DATA FOR THIS TASK:

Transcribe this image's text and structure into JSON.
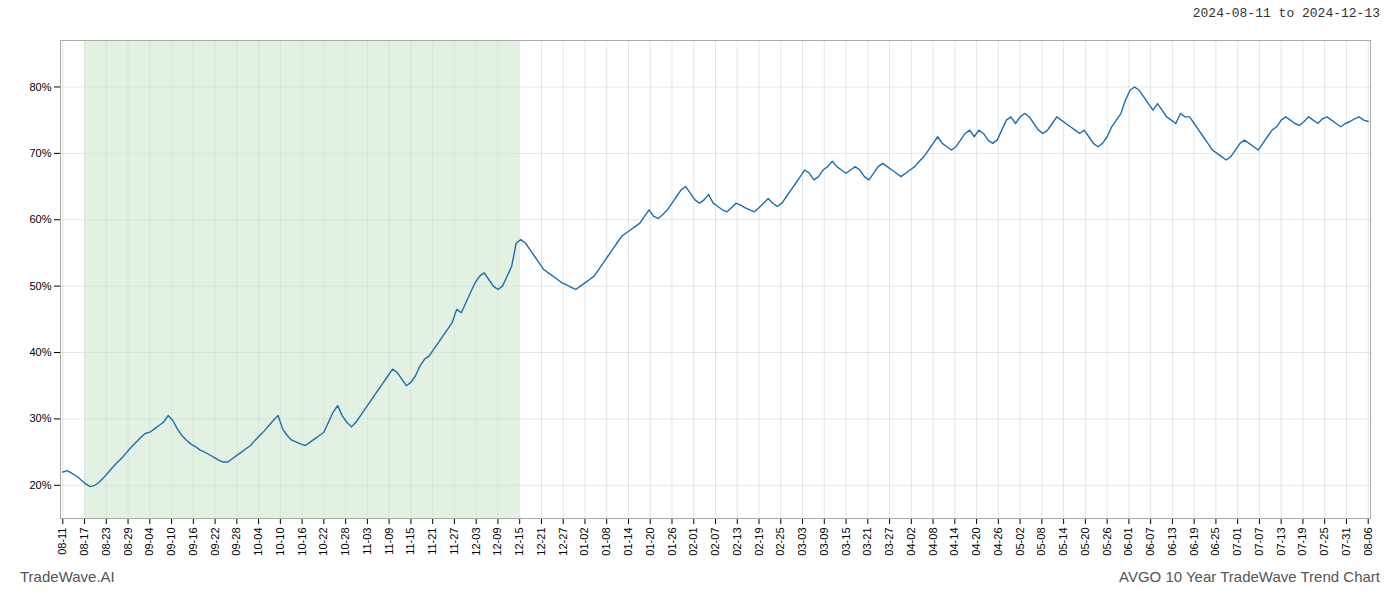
{
  "chart_data": {
    "type": "line",
    "title": "2024-08-11 to 2024-12-13",
    "footer_left": "TradeWave.AI",
    "footer_right": "AVGO 10 Year TradeWave Trend Chart",
    "color": "#1a6faf",
    "grid": true,
    "xlim": [
      -0.5,
      285.5
    ],
    "xticks": [
      {
        "value": 0,
        "label": "08-11"
      },
      {
        "value": 4.75,
        "label": "08-17"
      },
      {
        "value": 9.5,
        "label": "08-23"
      },
      {
        "value": 14.25,
        "label": "08-29"
      },
      {
        "value": 19,
        "label": "09-04"
      },
      {
        "value": 23.75,
        "label": "09-10"
      },
      {
        "value": 28.5,
        "label": "09-16"
      },
      {
        "value": 33.25,
        "label": "09-22"
      },
      {
        "value": 38,
        "label": "09-28"
      },
      {
        "value": 42.75,
        "label": "10-04"
      },
      {
        "value": 47.5,
        "label": "10-10"
      },
      {
        "value": 52.25,
        "label": "10-16"
      },
      {
        "value": 57,
        "label": "10-22"
      },
      {
        "value": 61.75,
        "label": "10-28"
      },
      {
        "value": 66.5,
        "label": "11-03"
      },
      {
        "value": 71.25,
        "label": "11-09"
      },
      {
        "value": 76,
        "label": "11-15"
      },
      {
        "value": 80.75,
        "label": "11-21"
      },
      {
        "value": 85.5,
        "label": "11-27"
      },
      {
        "value": 90.25,
        "label": "12-03"
      },
      {
        "value": 95,
        "label": "12-09"
      },
      {
        "value": 99.75,
        "label": "12-15"
      },
      {
        "value": 104.5,
        "label": "12-21"
      },
      {
        "value": 109.25,
        "label": "12-27"
      },
      {
        "value": 114,
        "label": "01-02"
      },
      {
        "value": 118.75,
        "label": "01-08"
      },
      {
        "value": 123.5,
        "label": "01-14"
      },
      {
        "value": 128.25,
        "label": "01-20"
      },
      {
        "value": 133,
        "label": "01-26"
      },
      {
        "value": 137.75,
        "label": "02-01"
      },
      {
        "value": 142.5,
        "label": "02-07"
      },
      {
        "value": 147.25,
        "label": "02-13"
      },
      {
        "value": 152,
        "label": "02-19"
      },
      {
        "value": 156.75,
        "label": "02-25"
      },
      {
        "value": 161.5,
        "label": "03-03"
      },
      {
        "value": 166.25,
        "label": "03-09"
      },
      {
        "value": 171,
        "label": "03-15"
      },
      {
        "value": 175.75,
        "label": "03-21"
      },
      {
        "value": 180.5,
        "label": "03-27"
      },
      {
        "value": 185.25,
        "label": "04-02"
      },
      {
        "value": 190,
        "label": "04-08"
      },
      {
        "value": 194.75,
        "label": "04-14"
      },
      {
        "value": 199.5,
        "label": "04-20"
      },
      {
        "value": 204.25,
        "label": "04-26"
      },
      {
        "value": 209,
        "label": "05-02"
      },
      {
        "value": 213.75,
        "label": "05-08"
      },
      {
        "value": 218.5,
        "label": "05-14"
      },
      {
        "value": 223.25,
        "label": "05-20"
      },
      {
        "value": 228,
        "label": "05-26"
      },
      {
        "value": 232.75,
        "label": "06-01"
      },
      {
        "value": 237.5,
        "label": "06-07"
      },
      {
        "value": 242.25,
        "label": "06-13"
      },
      {
        "value": 247,
        "label": "06-19"
      },
      {
        "value": 251.75,
        "label": "06-25"
      },
      {
        "value": 256.5,
        "label": "07-01"
      },
      {
        "value": 261.25,
        "label": "07-07"
      },
      {
        "value": 266,
        "label": "07-13"
      },
      {
        "value": 270.75,
        "label": "07-19"
      },
      {
        "value": 275.5,
        "label": "07-25"
      },
      {
        "value": 280.25,
        "label": "07-31"
      },
      {
        "value": 285,
        "label": "08-06"
      }
    ],
    "ylim": [
      15,
      87
    ],
    "yticks": [
      {
        "value": 20,
        "label": "20%"
      },
      {
        "value": 30,
        "label": "30%"
      },
      {
        "value": 40,
        "label": "40%"
      },
      {
        "value": 50,
        "label": "50%"
      },
      {
        "value": 60,
        "label": "60%"
      },
      {
        "value": 70,
        "label": "70%"
      },
      {
        "value": 80,
        "label": "80%"
      }
    ],
    "shade": {
      "x": [
        4.75,
        99.75
      ],
      "color": "#cce5cc"
    },
    "x": [
      0,
      1,
      2,
      3,
      4,
      5,
      6,
      7,
      8,
      9,
      10,
      11,
      12,
      13,
      14,
      15,
      16,
      17,
      18,
      19,
      20,
      21,
      22,
      23,
      24,
      25,
      26,
      27,
      28,
      29,
      30,
      31,
      32,
      33,
      34,
      35,
      36,
      37,
      38,
      39,
      40,
      41,
      42,
      43,
      44,
      45,
      46,
      47,
      48,
      49,
      50,
      51,
      52,
      53,
      54,
      55,
      56,
      57,
      58,
      59,
      60,
      61,
      62,
      63,
      64,
      65,
      66,
      67,
      68,
      69,
      70,
      71,
      72,
      73,
      74,
      75,
      76,
      77,
      78,
      79,
      80,
      81,
      82,
      83,
      84,
      85,
      86,
      87,
      88,
      89,
      90,
      91,
      92,
      93,
      94,
      95,
      96,
      97,
      98,
      99,
      100,
      101,
      102,
      103,
      104,
      105,
      106,
      107,
      108,
      109,
      110,
      111,
      112,
      113,
      114,
      115,
      116,
      117,
      118,
      119,
      120,
      121,
      122,
      123,
      124,
      125,
      126,
      127,
      128,
      129,
      130,
      131,
      132,
      133,
      134,
      135,
      136,
      137,
      138,
      139,
      140,
      141,
      142,
      143,
      144,
      145,
      146,
      147,
      148,
      149,
      150,
      151,
      152,
      153,
      154,
      155,
      156,
      157,
      158,
      159,
      160,
      161,
      162,
      163,
      164,
      165,
      166,
      167,
      168,
      169,
      170,
      171,
      172,
      173,
      174,
      175,
      176,
      177,
      178,
      179,
      180,
      181,
      182,
      183,
      184,
      185,
      186,
      187,
      188,
      189,
      190,
      191,
      192,
      193,
      194,
      195,
      196,
      197,
      198,
      199,
      200,
      201,
      202,
      203,
      204,
      205,
      206,
      207,
      208,
      209,
      210,
      211,
      212,
      213,
      214,
      215,
      216,
      217,
      218,
      219,
      220,
      221,
      222,
      223,
      224,
      225,
      226,
      227,
      228,
      229,
      230,
      231,
      232,
      233,
      234,
      235,
      236,
      237,
      238,
      239,
      240,
      241,
      242,
      243,
      244,
      245,
      246,
      247,
      248,
      249,
      250,
      251,
      252,
      253,
      254,
      255,
      256,
      257,
      258,
      259,
      260,
      261,
      262,
      263,
      264,
      265,
      266,
      267,
      268,
      269,
      270,
      271,
      272,
      273,
      274,
      275,
      276,
      277,
      278,
      279,
      280,
      281,
      282,
      283,
      284,
      285
    ],
    "values": [
      22.0,
      22.2,
      21.8,
      21.4,
      20.8,
      20.2,
      19.8,
      20.0,
      20.5,
      21.2,
      22.0,
      22.8,
      23.5,
      24.2,
      25.0,
      25.8,
      26.5,
      27.2,
      27.8,
      28.0,
      28.5,
      29.0,
      29.5,
      30.5,
      29.8,
      28.5,
      27.5,
      26.8,
      26.2,
      25.8,
      25.3,
      25.0,
      24.6,
      24.2,
      23.8,
      23.5,
      23.5,
      24.0,
      24.5,
      25.0,
      25.5,
      26.0,
      26.8,
      27.5,
      28.2,
      29.0,
      29.8,
      30.5,
      28.5,
      27.5,
      26.8,
      26.5,
      26.2,
      26.0,
      26.5,
      27.0,
      27.5,
      28.0,
      29.5,
      31.0,
      32.0,
      30.5,
      29.5,
      28.8,
      29.5,
      30.5,
      31.5,
      32.5,
      33.5,
      34.5,
      35.5,
      36.5,
      37.5,
      37.0,
      36.0,
      35.0,
      35.5,
      36.5,
      38.0,
      39.0,
      39.5,
      40.5,
      41.5,
      42.5,
      43.5,
      44.5,
      46.5,
      46.0,
      47.5,
      49.0,
      50.5,
      51.5,
      52.0,
      51.0,
      50.0,
      49.5,
      50.0,
      51.5,
      53.0,
      56.5,
      57.0,
      56.5,
      55.5,
      54.5,
      53.5,
      52.5,
      52.0,
      51.5,
      51.0,
      50.5,
      50.2,
      49.8,
      49.5,
      50.0,
      50.5,
      51.0,
      51.5,
      52.5,
      53.5,
      54.5,
      55.5,
      56.5,
      57.5,
      58.0,
      58.5,
      59.0,
      59.5,
      60.5,
      61.5,
      60.5,
      60.2,
      60.8,
      61.5,
      62.5,
      63.5,
      64.5,
      65.0,
      64.0,
      63.0,
      62.5,
      63.0,
      63.8,
      62.5,
      62.0,
      61.5,
      61.2,
      61.8,
      62.5,
      62.2,
      61.8,
      61.5,
      61.2,
      61.8,
      62.5,
      63.2,
      62.5,
      62.0,
      62.5,
      63.5,
      64.5,
      65.5,
      66.5,
      67.5,
      67.0,
      66.0,
      66.5,
      67.5,
      68.0,
      68.8,
      68.0,
      67.5,
      67.0,
      67.5,
      68.0,
      67.5,
      66.5,
      66.0,
      67.0,
      68.0,
      68.5,
      68.0,
      67.5,
      67.0,
      66.5,
      67.0,
      67.5,
      68.0,
      68.8,
      69.5,
      70.5,
      71.5,
      72.5,
      71.5,
      71.0,
      70.5,
      71.0,
      72.0,
      73.0,
      73.5,
      72.5,
      73.5,
      73.0,
      72.0,
      71.5,
      72.0,
      73.5,
      75.0,
      75.5,
      74.5,
      75.5,
      76.0,
      75.5,
      74.5,
      73.5,
      73.0,
      73.5,
      74.5,
      75.5,
      75.0,
      74.5,
      74.0,
      73.5,
      73.0,
      73.5,
      72.5,
      71.5,
      71.0,
      71.5,
      72.5,
      74.0,
      75.0,
      76.0,
      78.0,
      79.5,
      80.0,
      79.5,
      78.5,
      77.5,
      76.5,
      77.5,
      76.5,
      75.5,
      75.0,
      74.5,
      76.0,
      75.5,
      75.5,
      74.5,
      73.5,
      72.5,
      71.5,
      70.5,
      70.0,
      69.5,
      69.0,
      69.5,
      70.5,
      71.5,
      72.0,
      71.5,
      71.0,
      70.5,
      71.5,
      72.5,
      73.5,
      74.0,
      75.0,
      75.5,
      75.0,
      74.5,
      74.2,
      74.8,
      75.5,
      75.0,
      74.5,
      75.2,
      75.5,
      75.0,
      74.5,
      74.0,
      74.5,
      74.8,
      75.2,
      75.5,
      75.0,
      74.8
    ]
  }
}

WRITTEN REQUEST: Show the lines of the records that include the string "TradeWave".

WORKED SOLUTION:
    "footer_left": "TradeWave.AI",
    "footer_right": "AVGO 10 Year TradeWave Trend Chart",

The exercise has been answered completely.